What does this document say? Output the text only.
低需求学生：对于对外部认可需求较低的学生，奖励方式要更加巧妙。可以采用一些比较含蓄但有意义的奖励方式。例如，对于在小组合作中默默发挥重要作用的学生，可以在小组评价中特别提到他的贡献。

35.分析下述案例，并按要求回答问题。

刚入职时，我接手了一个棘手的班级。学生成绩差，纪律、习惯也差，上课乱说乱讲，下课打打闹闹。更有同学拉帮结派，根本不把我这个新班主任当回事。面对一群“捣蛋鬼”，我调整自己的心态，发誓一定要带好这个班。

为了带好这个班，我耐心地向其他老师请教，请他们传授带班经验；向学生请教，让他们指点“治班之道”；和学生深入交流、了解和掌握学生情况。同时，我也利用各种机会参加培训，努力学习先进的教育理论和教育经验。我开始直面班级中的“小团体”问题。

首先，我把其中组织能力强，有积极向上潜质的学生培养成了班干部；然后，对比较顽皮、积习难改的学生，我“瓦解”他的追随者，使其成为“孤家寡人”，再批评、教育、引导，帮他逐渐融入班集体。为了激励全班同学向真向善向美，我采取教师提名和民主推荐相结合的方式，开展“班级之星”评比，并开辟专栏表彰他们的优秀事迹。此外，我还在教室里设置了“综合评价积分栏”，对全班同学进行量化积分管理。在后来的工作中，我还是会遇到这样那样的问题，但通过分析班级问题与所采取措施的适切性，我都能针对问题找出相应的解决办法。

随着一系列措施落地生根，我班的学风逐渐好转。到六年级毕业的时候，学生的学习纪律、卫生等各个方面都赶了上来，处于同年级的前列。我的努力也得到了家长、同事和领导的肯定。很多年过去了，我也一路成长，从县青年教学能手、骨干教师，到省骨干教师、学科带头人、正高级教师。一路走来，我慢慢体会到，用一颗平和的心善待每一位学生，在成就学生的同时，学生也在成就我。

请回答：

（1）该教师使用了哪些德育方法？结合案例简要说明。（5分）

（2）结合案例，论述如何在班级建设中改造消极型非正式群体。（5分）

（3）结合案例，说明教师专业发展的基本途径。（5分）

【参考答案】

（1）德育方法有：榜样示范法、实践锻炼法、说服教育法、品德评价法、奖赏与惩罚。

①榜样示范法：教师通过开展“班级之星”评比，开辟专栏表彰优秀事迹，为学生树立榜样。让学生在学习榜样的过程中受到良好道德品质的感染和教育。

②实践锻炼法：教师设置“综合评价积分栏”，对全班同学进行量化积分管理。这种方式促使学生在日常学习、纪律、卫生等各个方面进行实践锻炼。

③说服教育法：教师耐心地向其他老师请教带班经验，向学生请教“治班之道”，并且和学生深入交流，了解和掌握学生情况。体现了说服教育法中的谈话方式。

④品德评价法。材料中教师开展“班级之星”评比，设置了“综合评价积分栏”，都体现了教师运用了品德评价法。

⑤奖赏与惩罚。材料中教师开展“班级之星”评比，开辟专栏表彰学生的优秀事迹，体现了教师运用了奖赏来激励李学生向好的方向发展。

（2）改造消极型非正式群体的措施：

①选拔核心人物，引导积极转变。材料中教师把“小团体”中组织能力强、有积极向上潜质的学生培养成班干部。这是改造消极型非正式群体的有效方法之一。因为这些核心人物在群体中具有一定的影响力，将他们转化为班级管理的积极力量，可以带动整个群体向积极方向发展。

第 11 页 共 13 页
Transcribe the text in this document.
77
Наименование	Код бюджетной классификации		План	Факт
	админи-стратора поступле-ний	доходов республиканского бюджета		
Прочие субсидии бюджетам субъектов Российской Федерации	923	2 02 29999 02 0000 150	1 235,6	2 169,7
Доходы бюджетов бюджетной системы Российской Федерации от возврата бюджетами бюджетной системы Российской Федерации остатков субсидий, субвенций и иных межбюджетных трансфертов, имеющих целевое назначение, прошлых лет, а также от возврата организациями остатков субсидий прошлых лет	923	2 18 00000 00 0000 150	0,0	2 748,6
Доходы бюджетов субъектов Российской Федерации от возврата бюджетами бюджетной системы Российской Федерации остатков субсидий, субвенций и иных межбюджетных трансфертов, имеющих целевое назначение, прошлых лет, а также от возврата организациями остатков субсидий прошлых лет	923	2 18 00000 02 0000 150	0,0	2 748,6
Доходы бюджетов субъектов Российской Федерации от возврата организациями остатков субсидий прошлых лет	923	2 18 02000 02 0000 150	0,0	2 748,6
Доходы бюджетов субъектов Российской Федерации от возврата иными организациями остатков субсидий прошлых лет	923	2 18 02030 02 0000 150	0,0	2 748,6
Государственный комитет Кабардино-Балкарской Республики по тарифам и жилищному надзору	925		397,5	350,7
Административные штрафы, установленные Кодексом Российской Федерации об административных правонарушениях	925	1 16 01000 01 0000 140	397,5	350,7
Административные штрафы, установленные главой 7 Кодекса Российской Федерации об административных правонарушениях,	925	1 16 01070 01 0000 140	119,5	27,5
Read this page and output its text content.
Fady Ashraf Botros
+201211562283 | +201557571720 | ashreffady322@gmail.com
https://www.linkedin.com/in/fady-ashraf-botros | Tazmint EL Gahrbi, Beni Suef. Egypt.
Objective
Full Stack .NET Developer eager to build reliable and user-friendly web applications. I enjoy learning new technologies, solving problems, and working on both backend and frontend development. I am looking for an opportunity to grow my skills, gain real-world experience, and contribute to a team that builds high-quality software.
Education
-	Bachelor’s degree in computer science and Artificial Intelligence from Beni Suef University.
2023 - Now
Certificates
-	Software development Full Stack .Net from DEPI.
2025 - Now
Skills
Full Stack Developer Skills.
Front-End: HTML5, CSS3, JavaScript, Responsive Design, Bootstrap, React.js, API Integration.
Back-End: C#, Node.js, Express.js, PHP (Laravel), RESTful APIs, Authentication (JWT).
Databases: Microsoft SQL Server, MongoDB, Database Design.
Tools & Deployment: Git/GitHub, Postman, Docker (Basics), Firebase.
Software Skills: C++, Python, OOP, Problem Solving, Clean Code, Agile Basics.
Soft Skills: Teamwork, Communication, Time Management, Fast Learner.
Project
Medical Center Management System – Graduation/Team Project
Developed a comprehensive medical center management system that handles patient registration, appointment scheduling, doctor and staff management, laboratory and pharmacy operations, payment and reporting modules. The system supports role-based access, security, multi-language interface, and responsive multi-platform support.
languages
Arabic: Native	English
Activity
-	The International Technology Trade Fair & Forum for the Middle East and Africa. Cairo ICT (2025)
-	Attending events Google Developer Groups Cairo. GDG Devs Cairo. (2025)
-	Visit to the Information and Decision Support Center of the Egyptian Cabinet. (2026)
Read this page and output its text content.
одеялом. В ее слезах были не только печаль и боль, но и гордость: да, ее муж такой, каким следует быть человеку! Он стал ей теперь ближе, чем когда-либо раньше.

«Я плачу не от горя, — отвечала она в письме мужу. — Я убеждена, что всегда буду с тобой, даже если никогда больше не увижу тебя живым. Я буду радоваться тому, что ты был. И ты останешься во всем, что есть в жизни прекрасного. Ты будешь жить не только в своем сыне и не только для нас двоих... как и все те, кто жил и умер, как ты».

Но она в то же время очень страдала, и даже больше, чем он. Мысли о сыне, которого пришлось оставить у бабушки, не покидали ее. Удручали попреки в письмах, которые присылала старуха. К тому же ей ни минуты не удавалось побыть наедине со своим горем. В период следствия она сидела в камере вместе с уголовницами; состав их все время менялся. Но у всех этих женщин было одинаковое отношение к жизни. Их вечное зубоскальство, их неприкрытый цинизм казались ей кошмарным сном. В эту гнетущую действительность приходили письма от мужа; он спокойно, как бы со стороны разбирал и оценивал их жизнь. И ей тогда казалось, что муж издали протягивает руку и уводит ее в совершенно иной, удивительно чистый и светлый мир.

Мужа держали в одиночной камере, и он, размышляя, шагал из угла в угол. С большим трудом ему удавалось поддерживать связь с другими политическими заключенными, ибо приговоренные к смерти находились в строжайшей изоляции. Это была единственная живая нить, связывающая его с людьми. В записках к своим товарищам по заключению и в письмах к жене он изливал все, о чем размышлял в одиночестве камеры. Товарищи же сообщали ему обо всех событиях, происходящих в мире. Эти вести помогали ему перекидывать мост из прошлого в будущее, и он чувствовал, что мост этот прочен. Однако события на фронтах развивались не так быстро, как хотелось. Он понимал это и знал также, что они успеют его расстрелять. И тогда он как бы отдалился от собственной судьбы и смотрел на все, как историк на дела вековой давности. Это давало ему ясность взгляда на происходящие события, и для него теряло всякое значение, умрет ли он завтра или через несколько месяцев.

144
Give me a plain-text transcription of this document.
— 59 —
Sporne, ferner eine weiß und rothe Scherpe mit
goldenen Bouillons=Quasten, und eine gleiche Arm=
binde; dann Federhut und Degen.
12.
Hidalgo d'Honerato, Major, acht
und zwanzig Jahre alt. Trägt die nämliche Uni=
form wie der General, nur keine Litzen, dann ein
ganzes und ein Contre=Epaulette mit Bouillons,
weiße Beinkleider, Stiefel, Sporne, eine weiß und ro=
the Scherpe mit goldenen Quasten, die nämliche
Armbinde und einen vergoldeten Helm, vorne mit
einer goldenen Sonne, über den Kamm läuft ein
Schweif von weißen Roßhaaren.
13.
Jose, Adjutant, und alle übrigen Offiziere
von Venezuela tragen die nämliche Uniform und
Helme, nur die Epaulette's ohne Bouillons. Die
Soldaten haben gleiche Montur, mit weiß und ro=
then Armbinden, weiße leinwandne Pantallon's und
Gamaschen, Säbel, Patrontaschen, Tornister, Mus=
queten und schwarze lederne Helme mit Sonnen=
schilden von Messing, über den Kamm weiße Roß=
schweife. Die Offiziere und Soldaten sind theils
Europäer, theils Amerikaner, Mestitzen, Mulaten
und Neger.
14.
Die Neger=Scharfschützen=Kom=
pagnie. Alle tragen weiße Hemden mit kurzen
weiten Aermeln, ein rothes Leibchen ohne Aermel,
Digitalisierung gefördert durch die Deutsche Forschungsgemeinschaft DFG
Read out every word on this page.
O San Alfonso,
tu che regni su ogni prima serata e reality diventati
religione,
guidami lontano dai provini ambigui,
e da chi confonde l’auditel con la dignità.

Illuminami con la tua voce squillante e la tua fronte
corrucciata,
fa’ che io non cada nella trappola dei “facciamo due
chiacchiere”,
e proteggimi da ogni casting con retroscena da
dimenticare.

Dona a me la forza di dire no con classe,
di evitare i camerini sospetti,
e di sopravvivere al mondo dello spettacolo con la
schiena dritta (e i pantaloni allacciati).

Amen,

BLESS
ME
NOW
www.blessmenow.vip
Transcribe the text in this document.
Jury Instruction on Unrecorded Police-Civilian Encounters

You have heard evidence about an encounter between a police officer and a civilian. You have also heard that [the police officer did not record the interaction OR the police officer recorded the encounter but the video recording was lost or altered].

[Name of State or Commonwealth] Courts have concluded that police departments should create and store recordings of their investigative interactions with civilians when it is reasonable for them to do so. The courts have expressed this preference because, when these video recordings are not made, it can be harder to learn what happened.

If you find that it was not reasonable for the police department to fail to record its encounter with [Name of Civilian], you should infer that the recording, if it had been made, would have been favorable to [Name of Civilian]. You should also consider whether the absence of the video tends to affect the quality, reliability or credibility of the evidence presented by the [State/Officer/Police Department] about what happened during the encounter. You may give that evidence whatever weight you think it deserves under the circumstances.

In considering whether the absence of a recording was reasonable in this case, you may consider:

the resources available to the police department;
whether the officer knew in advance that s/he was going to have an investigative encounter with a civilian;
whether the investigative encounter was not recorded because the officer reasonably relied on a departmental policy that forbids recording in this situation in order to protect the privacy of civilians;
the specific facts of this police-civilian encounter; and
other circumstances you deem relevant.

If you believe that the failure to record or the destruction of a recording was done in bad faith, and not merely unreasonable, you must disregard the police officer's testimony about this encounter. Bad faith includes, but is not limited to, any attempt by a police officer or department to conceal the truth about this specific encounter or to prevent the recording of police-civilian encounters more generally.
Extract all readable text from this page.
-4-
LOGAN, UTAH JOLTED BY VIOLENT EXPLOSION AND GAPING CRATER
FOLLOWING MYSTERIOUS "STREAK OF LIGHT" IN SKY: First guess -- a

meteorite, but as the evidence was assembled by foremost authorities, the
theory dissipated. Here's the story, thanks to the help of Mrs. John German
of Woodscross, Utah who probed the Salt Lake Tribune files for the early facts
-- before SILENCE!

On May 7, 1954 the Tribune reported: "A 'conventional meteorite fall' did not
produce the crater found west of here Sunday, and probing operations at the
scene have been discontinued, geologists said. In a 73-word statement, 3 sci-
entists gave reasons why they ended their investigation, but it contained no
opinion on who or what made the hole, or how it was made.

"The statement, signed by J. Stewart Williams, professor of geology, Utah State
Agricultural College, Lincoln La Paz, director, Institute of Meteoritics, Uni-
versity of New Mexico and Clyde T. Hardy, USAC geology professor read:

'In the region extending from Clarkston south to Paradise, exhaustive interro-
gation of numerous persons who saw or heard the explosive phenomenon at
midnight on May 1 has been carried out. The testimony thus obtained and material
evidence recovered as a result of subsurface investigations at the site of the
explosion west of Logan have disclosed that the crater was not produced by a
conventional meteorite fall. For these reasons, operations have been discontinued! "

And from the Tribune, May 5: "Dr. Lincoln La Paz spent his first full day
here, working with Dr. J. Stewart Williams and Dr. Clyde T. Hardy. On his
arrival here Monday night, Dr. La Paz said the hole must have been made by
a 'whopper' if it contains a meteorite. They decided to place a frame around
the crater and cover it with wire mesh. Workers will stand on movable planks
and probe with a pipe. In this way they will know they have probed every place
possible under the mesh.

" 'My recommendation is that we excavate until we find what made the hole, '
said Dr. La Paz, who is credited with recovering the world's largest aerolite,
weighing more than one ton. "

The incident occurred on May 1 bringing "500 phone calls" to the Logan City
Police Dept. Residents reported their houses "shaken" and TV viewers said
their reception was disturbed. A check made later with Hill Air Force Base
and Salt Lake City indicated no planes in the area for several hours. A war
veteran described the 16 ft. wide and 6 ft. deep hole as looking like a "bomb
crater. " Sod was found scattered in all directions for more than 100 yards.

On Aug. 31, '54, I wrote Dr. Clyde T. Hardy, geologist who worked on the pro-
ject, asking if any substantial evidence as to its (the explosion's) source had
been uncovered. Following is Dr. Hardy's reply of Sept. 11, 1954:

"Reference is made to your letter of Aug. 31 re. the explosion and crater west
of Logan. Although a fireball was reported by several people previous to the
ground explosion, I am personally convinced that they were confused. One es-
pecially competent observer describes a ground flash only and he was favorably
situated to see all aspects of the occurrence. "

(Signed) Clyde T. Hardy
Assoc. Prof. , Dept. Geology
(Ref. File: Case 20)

_ _ _ _ _ _ _

• _WHAT TO PRODUCE_
Using the records above, gather all lines where the string "ogni" is present.

• _RESPONSE FOR THIS EXERCISE_
tu che regni su ogni prima serata e reality diventati
e proteggimi da ogni casting con retroscena da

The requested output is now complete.